━━ Given data
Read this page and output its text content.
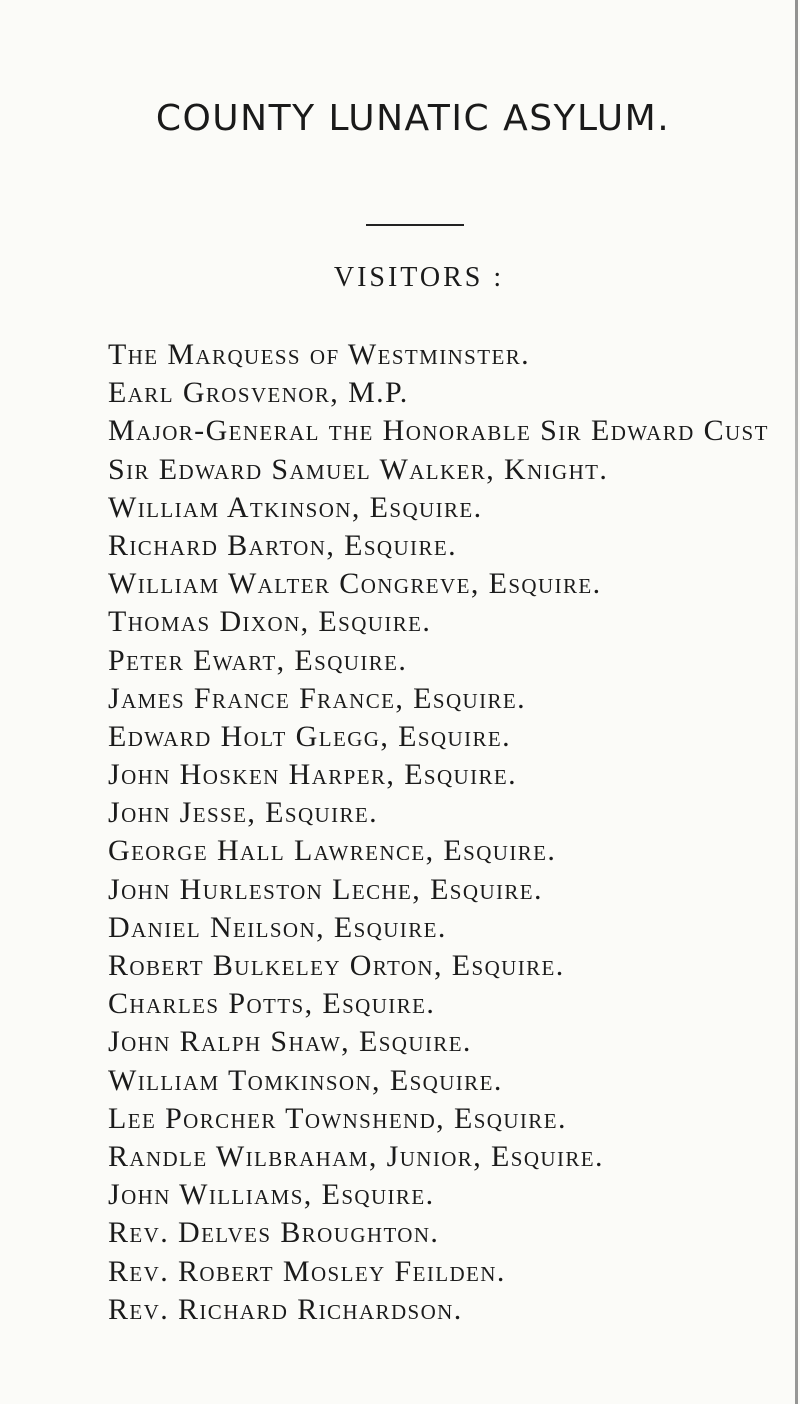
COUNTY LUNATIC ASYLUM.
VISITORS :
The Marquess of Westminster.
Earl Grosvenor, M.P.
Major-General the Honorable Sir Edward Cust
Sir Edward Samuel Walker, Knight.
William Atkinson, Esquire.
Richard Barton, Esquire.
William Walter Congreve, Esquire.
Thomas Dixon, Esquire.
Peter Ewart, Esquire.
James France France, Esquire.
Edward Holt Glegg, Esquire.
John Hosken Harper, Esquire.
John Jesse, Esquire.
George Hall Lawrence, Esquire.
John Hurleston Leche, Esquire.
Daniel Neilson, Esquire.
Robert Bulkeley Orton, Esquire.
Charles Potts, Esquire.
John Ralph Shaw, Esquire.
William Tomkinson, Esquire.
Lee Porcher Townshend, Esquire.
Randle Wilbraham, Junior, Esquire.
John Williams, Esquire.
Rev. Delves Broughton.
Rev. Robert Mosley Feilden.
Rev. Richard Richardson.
━━━━
Goal
Return the listing above word for word, with the pictures removed.

Task result
Read this page and output its text content.
COUNTY LUNATIC ASYLUM.
VISITORS :
The Marquess of Westminster.
Earl Grosvenor, M.P.
Major-General the Honorable Sir Edward Cust
Sir Edward Samuel Walker, Knight.
William Atkinson, Esquire.
Richard Barton, Esquire.
William Walter Congreve, Esquire.
Thomas Dixon, Esquire.
Peter Ewart, Esquire.
James France France, Esquire.
Edward Holt Glegg, Esquire.
John Hosken Harper, Esquire.
John Jesse, Esquire.
George Hall Lawrence, Esquire.
John Hurleston Leche, Esquire.
Daniel Neilson, Esquire.
Robert Bulkeley Orton, Esquire.
Charles Potts, Esquire.
John Ralph Shaw, Esquire.
William Tomkinson, Esquire.
Lee Porcher Townshend, Esquire.
Randle Wilbraham, Junior, Esquire.
John Williams, Esquire.
Rev. Delves Broughton.
Rev. Robert Mosley Feilden.
Rev. Richard Richardson.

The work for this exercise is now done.